(Dataset rows about figures)
>> begin
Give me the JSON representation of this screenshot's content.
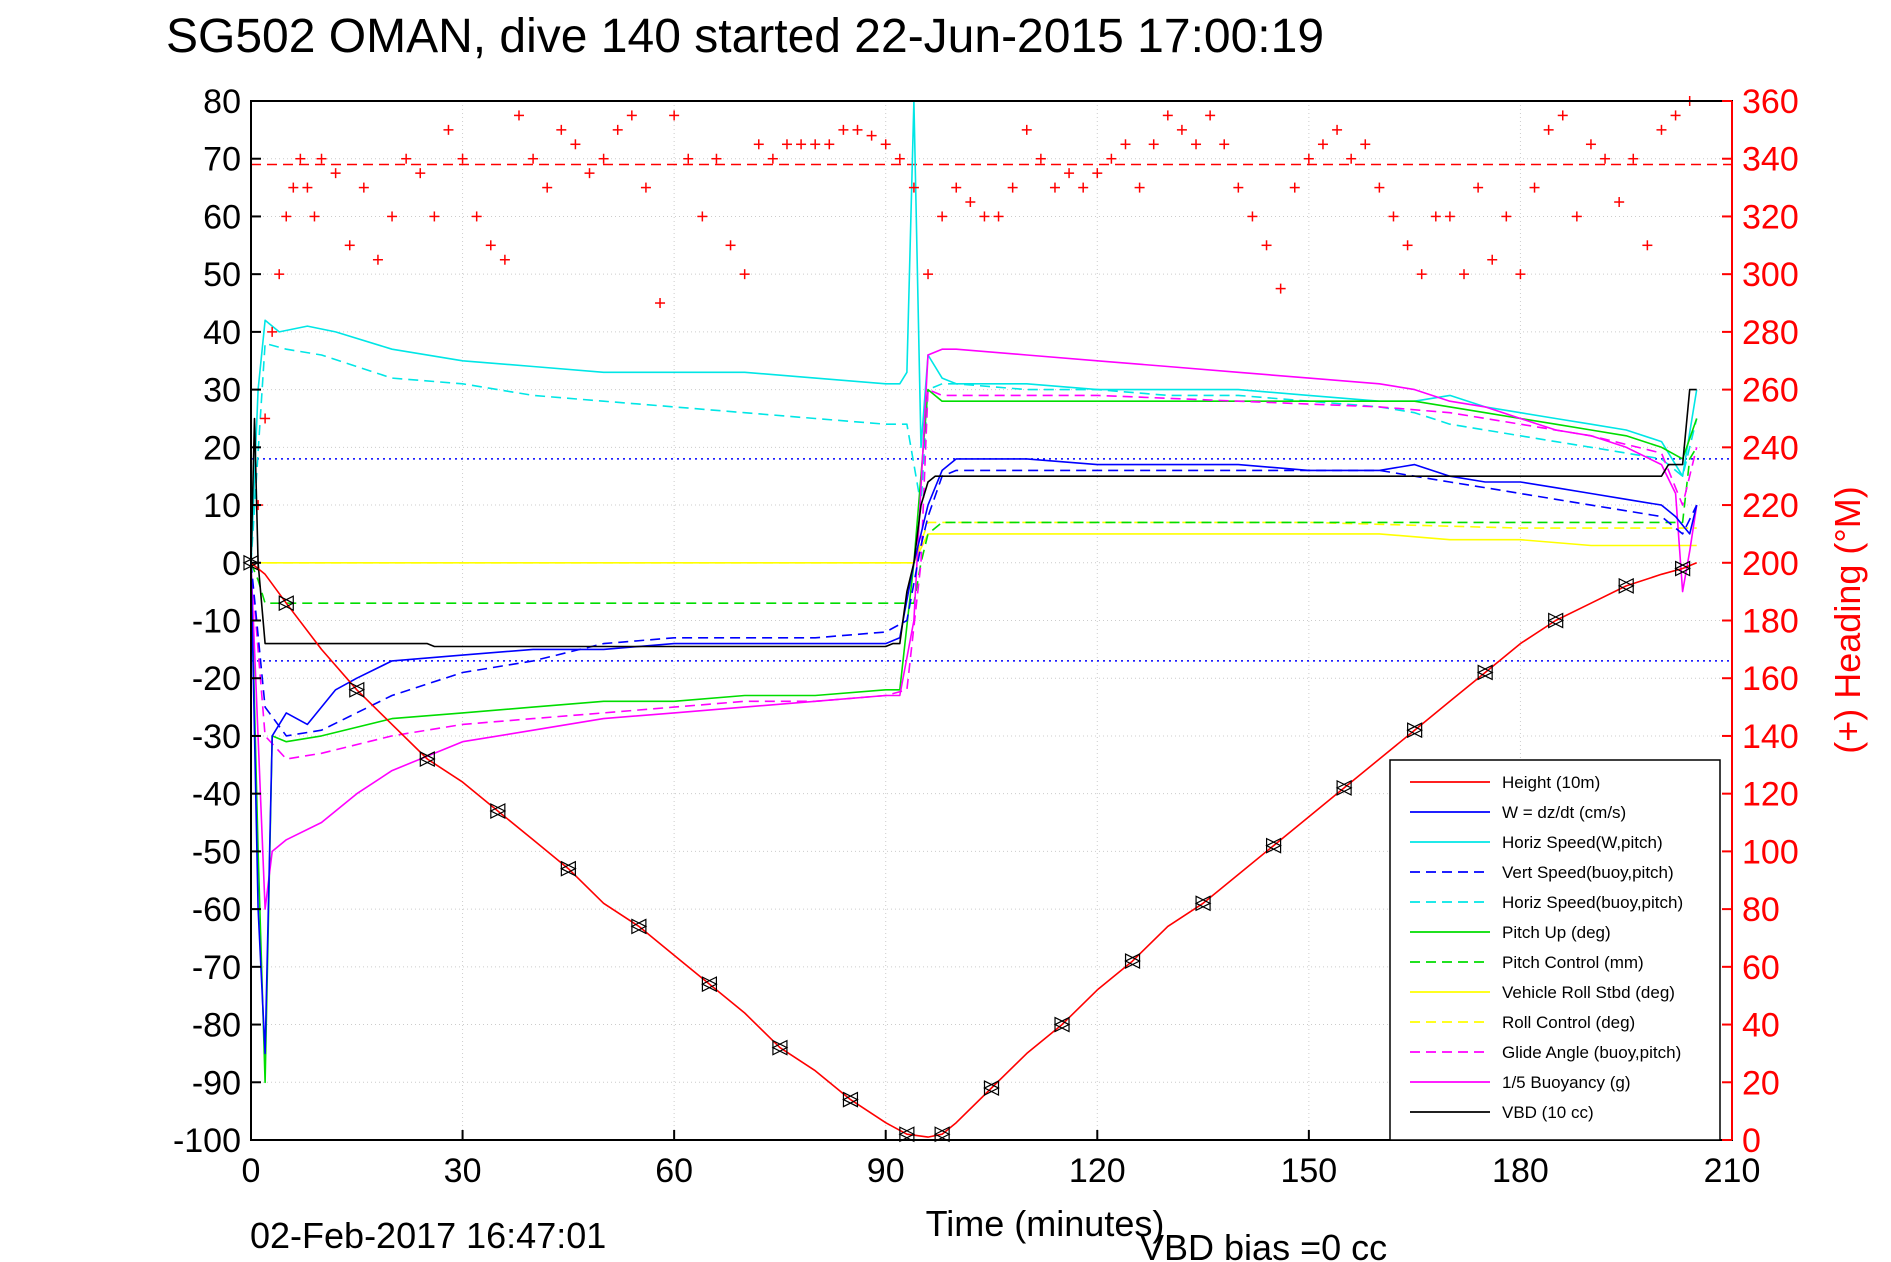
{
  "chart_data": {
    "type": "line",
    "title": "SG502 OMAN, dive 140 started 22-Jun-2015 17:00:19",
    "xlabel": "Time (minutes)",
    "ylabel_right": "(+) Heading (°M)",
    "xlim": [
      0,
      210
    ],
    "ylim": [
      -100,
      80
    ],
    "ylim_right": [
      0,
      360
    ],
    "xticks": [
      "0",
      "30",
      "60",
      "90",
      "120",
      "150",
      "180",
      "210"
    ],
    "yticks": [
      "80",
      "70",
      "60",
      "50",
      "40",
      "30",
      "20",
      "10",
      "0",
      "-10",
      "-20",
      "-30",
      "-40",
      "-50",
      "-60",
      "-70",
      "-80",
      "-90",
      "-100"
    ],
    "yticks_right": [
      "360",
      "340",
      "320",
      "300",
      "280",
      "260",
      "240",
      "220",
      "200",
      "180",
      "160",
      "140",
      "120",
      "100",
      "80",
      "60",
      "40",
      "20",
      "0"
    ],
    "footer_date": "02-Feb-2017 16:47:01",
    "footer_bias": "VBD bias =0 cc",
    "legend_position": "lower-right",
    "reference_lines": [
      {
        "axis": "right",
        "value": 338,
        "color": "#ff0000",
        "style": "dashed"
      },
      {
        "axis": "left",
        "value": 18,
        "color": "#0000ff",
        "style": "dotted"
      },
      {
        "axis": "left",
        "value": -17,
        "color": "#0000ff",
        "style": "dotted"
      }
    ],
    "series": [
      {
        "name": "Height (10m)",
        "color": "#ff0000",
        "style": "solid",
        "x": [
          0,
          2,
          5,
          10,
          15,
          20,
          25,
          30,
          35,
          40,
          45,
          50,
          55,
          60,
          65,
          70,
          75,
          80,
          85,
          90,
          93,
          96,
          98,
          100,
          105,
          110,
          115,
          120,
          125,
          130,
          135,
          140,
          145,
          150,
          155,
          160,
          165,
          170,
          175,
          180,
          185,
          190,
          195,
          200,
          203,
          205
        ],
        "y": [
          0,
          -2,
          -7,
          -15,
          -22,
          -28,
          -34,
          -38,
          -43,
          -48,
          -53,
          -59,
          -63,
          -68,
          -73,
          -78,
          -84,
          -88,
          -93,
          -97,
          -99,
          -99.5,
          -99,
          -97,
          -91,
          -85,
          -80,
          -74,
          -69,
          -63,
          -59,
          -54,
          -49,
          -44,
          -39,
          -34,
          -29,
          -24,
          -19,
          -14,
          -10,
          -7,
          -4,
          -2,
          -1,
          0
        ]
      },
      {
        "name": "W = dz/dt (cm/s)",
        "color": "#0000ff",
        "style": "solid",
        "x": [
          0,
          1,
          2,
          3,
          5,
          8,
          12,
          15,
          20,
          30,
          40,
          50,
          60,
          70,
          80,
          90,
          92,
          94,
          95,
          96,
          98,
          100,
          110,
          120,
          130,
          140,
          150,
          160,
          165,
          170,
          175,
          180,
          185,
          190,
          195,
          200,
          202,
          204,
          205
        ],
        "y": [
          0,
          -60,
          -85,
          -30,
          -26,
          -28,
          -22,
          -20,
          -17,
          -16,
          -15,
          -15,
          -14,
          -14,
          -14,
          -14,
          -13,
          0,
          5,
          10,
          16,
          18,
          18,
          17,
          17,
          17,
          16,
          16,
          17,
          15,
          14,
          14,
          13,
          12,
          11,
          10,
          8,
          5,
          10
        ]
      },
      {
        "name": "Horiz Speed(W,pitch)",
        "color": "#00e6e6",
        "style": "solid",
        "x": [
          0,
          1,
          2,
          4,
          8,
          12,
          20,
          30,
          40,
          50,
          60,
          70,
          80,
          90,
          92,
          93,
          94,
          95,
          96,
          98,
          100,
          110,
          120,
          130,
          140,
          150,
          160,
          165,
          170,
          175,
          180,
          185,
          190,
          195,
          200,
          203,
          205
        ],
        "y": [
          0,
          30,
          42,
          40,
          41,
          40,
          37,
          35,
          34,
          33,
          33,
          33,
          32,
          31,
          31,
          33,
          80,
          20,
          36,
          32,
          31,
          31,
          30,
          30,
          30,
          29,
          28,
          28,
          29,
          27,
          26,
          25,
          24,
          23,
          21,
          15,
          30
        ]
      },
      {
        "name": "Vert Speed(buoy,pitch)",
        "color": "#0000ff",
        "style": "dashed",
        "x": [
          0,
          2,
          5,
          10,
          20,
          30,
          40,
          50,
          60,
          70,
          80,
          90,
          93,
          95,
          96,
          98,
          100,
          110,
          120,
          130,
          140,
          150,
          160,
          165,
          170,
          175,
          180,
          185,
          190,
          195,
          200,
          203,
          205
        ],
        "y": [
          0,
          -25,
          -30,
          -29,
          -23,
          -19,
          -17,
          -14,
          -13,
          -13,
          -13,
          -12,
          -10,
          3,
          8,
          15,
          16,
          16,
          16,
          16,
          16,
          16,
          16,
          15,
          14,
          13,
          12,
          11,
          10,
          9,
          8,
          5,
          10
        ]
      },
      {
        "name": "Horiz Speed(buoy,pitch)",
        "color": "#00e6e6",
        "style": "dashed",
        "x": [
          0,
          2,
          5,
          10,
          20,
          30,
          40,
          50,
          60,
          70,
          80,
          90,
          93,
          95,
          96,
          98,
          100,
          110,
          120,
          130,
          140,
          150,
          160,
          165,
          170,
          175,
          180,
          185,
          190,
          195,
          200,
          203,
          205
        ],
        "y": [
          0,
          38,
          37,
          36,
          32,
          31,
          29,
          28,
          27,
          26,
          25,
          24,
          24,
          10,
          30,
          31,
          31,
          30,
          30,
          29,
          29,
          28,
          27,
          26,
          24,
          23,
          22,
          21,
          20,
          19,
          18,
          15,
          25
        ]
      },
      {
        "name": "Pitch Up (deg)",
        "color": "#00dd00",
        "style": "solid",
        "x": [
          0,
          1,
          2,
          3,
          5,
          10,
          20,
          30,
          40,
          50,
          60,
          70,
          80,
          90,
          92,
          94,
          96,
          98,
          100,
          110,
          120,
          130,
          140,
          150,
          160,
          165,
          170,
          175,
          180,
          185,
          190,
          195,
          200,
          203,
          205
        ],
        "y": [
          0,
          -50,
          -90,
          -30,
          -31,
          -30,
          -27,
          -26,
          -25,
          -24,
          -24,
          -23,
          -23,
          -22,
          -22,
          0,
          30,
          28,
          28,
          28,
          28,
          28,
          28,
          28,
          28,
          28,
          27,
          26,
          25,
          24,
          23,
          22,
          20,
          18,
          25
        ]
      },
      {
        "name": "Pitch Control (mm)",
        "color": "#00dd00",
        "style": "dashed",
        "x": [
          0,
          1,
          2,
          5,
          30,
          60,
          90,
          92,
          94,
          95,
          96,
          98,
          120,
          150,
          180,
          203,
          204,
          205
        ],
        "y": [
          0,
          -3,
          -7,
          -7,
          -7,
          -7,
          -7,
          -7,
          -7,
          0,
          5,
          7,
          7,
          7,
          7,
          7,
          18,
          20
        ]
      },
      {
        "name": "Vehicle Roll Stbd (deg)",
        "color": "#ffff00",
        "style": "solid",
        "x": [
          0,
          3,
          10,
          20,
          30,
          40,
          50,
          60,
          70,
          80,
          90,
          94,
          96,
          100,
          120,
          140,
          160,
          170,
          180,
          190,
          200,
          205
        ],
        "y": [
          0,
          0,
          0,
          0,
          0,
          0,
          0,
          0,
          0,
          0,
          0,
          0,
          5,
          5,
          5,
          5,
          5,
          4,
          4,
          3,
          3,
          3
        ]
      },
      {
        "name": "Roll Control (deg)",
        "color": "#ffff00",
        "style": "dashed",
        "x": [
          0,
          3,
          30,
          60,
          90,
          94,
          96,
          120,
          150,
          180,
          200,
          205
        ],
        "y": [
          0,
          0,
          0,
          0,
          0,
          0,
          7,
          7,
          7,
          6,
          6,
          6
        ]
      },
      {
        "name": "Glide Angle (buoy,pitch)",
        "color": "#ff00ff",
        "style": "dashed",
        "x": [
          0,
          2,
          5,
          10,
          20,
          30,
          40,
          50,
          60,
          70,
          80,
          90,
          93,
          95,
          96,
          98,
          100,
          120,
          140,
          160,
          170,
          180,
          190,
          200,
          203,
          205
        ],
        "y": [
          0,
          -30,
          -34,
          -33,
          -30,
          -28,
          -27,
          -26,
          -25,
          -24,
          -24,
          -23,
          -22,
          0,
          30,
          29,
          29,
          29,
          28,
          27,
          26,
          24,
          22,
          19,
          10,
          20
        ]
      },
      {
        "name": "1/5 Buoyancy (g)",
        "color": "#ff00ff",
        "style": "solid",
        "x": [
          0,
          2,
          3,
          5,
          10,
          15,
          20,
          30,
          40,
          50,
          60,
          70,
          80,
          90,
          92,
          94,
          96,
          98,
          100,
          110,
          120,
          130,
          140,
          150,
          160,
          165,
          170,
          175,
          180,
          185,
          190,
          195,
          200,
          202,
          203,
          204,
          205
        ],
        "y": [
          0,
          -60,
          -50,
          -48,
          -45,
          -40,
          -36,
          -31,
          -29,
          -27,
          -26,
          -25,
          -24,
          -23,
          -23,
          -10,
          36,
          37,
          37,
          36,
          35,
          34,
          33,
          32,
          31,
          30,
          28,
          27,
          25,
          23,
          22,
          20,
          17,
          12,
          -5,
          2,
          10
        ]
      },
      {
        "name": "VBD (10 cc)",
        "color": "#000000",
        "style": "solid",
        "x": [
          0,
          0.5,
          1,
          2,
          25,
          26,
          90,
          91,
          92,
          93,
          94,
          95,
          96,
          97,
          100,
          120,
          150,
          180,
          200,
          201,
          203,
          204,
          205
        ],
        "y": [
          0,
          25,
          0,
          -14,
          -14,
          -14.5,
          -14.5,
          -14,
          -14,
          -5,
          0,
          10,
          14,
          15,
          15,
          15,
          15,
          15,
          15,
          17,
          17,
          30,
          30
        ]
      }
    ],
    "heading": {
      "name": "(+) Heading (°M)",
      "color": "#ff0000",
      "marker": "+",
      "x": [
        1,
        2,
        3,
        4,
        5,
        6,
        7,
        8,
        9,
        10,
        12,
        14,
        16,
        18,
        20,
        22,
        24,
        26,
        28,
        30,
        32,
        34,
        36,
        38,
        40,
        42,
        44,
        46,
        48,
        50,
        52,
        54,
        56,
        58,
        60,
        62,
        64,
        66,
        68,
        70,
        72,
        74,
        76,
        78,
        80,
        82,
        84,
        86,
        88,
        90,
        92,
        94,
        96,
        98,
        100,
        102,
        104,
        106,
        108,
        110,
        112,
        114,
        116,
        118,
        120,
        122,
        124,
        126,
        128,
        130,
        132,
        134,
        136,
        138,
        140,
        142,
        144,
        146,
        148,
        150,
        152,
        154,
        156,
        158,
        160,
        162,
        164,
        166,
        168,
        170,
        172,
        174,
        176,
        178,
        180,
        182,
        184,
        186,
        188,
        190,
        192,
        194,
        196,
        198,
        200,
        202,
        204
      ],
      "y": [
        220,
        250,
        280,
        300,
        320,
        330,
        340,
        330,
        320,
        340,
        335,
        310,
        330,
        305,
        320,
        340,
        335,
        320,
        350,
        340,
        320,
        310,
        305,
        355,
        340,
        330,
        350,
        345,
        335,
        340,
        350,
        355,
        330,
        290,
        355,
        340,
        320,
        340,
        310,
        300,
        345,
        340,
        345,
        345,
        345,
        345,
        350,
        350,
        348,
        345,
        340,
        330,
        300,
        320,
        330,
        325,
        320,
        320,
        330,
        350,
        340,
        330,
        335,
        330,
        335,
        340,
        345,
        330,
        345,
        355,
        350,
        345,
        355,
        345,
        330,
        320,
        310,
        295,
        330,
        340,
        345,
        350,
        340,
        345,
        330,
        320,
        310,
        300,
        320,
        320,
        300,
        330,
        305,
        320,
        300,
        330,
        350,
        355,
        320,
        345,
        340,
        325,
        340,
        310,
        350,
        355,
        360
      ]
    }
  },
  "legend": {
    "items": [
      {
        "label": "Height (10m)",
        "color": "#ff0000",
        "style": "solid"
      },
      {
        "label": "W = dz/dt (cm/s)",
        "color": "#0000ff",
        "style": "solid"
      },
      {
        "label": "Horiz Speed(W,pitch)",
        "color": "#00e6e6",
        "style": "solid"
      },
      {
        "label": "Vert Speed(buoy,pitch)",
        "color": "#0000ff",
        "style": "dashed"
      },
      {
        "label": "Horiz Speed(buoy,pitch)",
        "color": "#00e6e6",
        "style": "dashed"
      },
      {
        "label": "Pitch Up (deg)",
        "color": "#00dd00",
        "style": "solid"
      },
      {
        "label": "Pitch Control (mm)",
        "color": "#00dd00",
        "style": "dashed"
      },
      {
        "label": "Vehicle Roll Stbd (deg)",
        "color": "#ffff00",
        "style": "solid"
      },
      {
        "label": "Roll Control (deg)",
        "color": "#ffff00",
        "style": "dashed"
      },
      {
        "label": "Glide Angle (buoy,pitch)",
        "color": "#ff00ff",
        "style": "dashed"
      },
      {
        "label": "1/5 Buoyancy (g)",
        "color": "#ff00ff",
        "style": "solid"
      },
      {
        "label": "VBD (10 cc)",
        "color": "#000000",
        "style": "solid"
      }
    ]
  }
}
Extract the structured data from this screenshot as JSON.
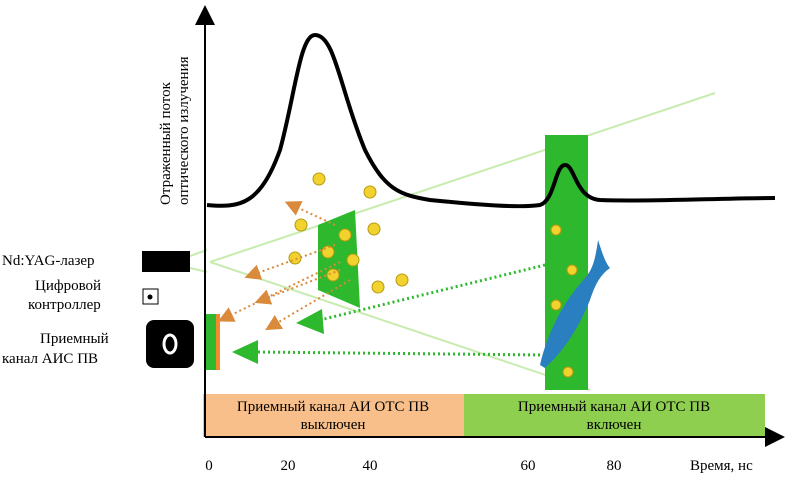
>> end
What this task involves: Locate all lines in the listing above with the word "Vehicle" and copy them.

Result below:
        "name": "Vehicle Roll Stbd (deg)",
        "label": "Vehicle Roll Stbd (deg)",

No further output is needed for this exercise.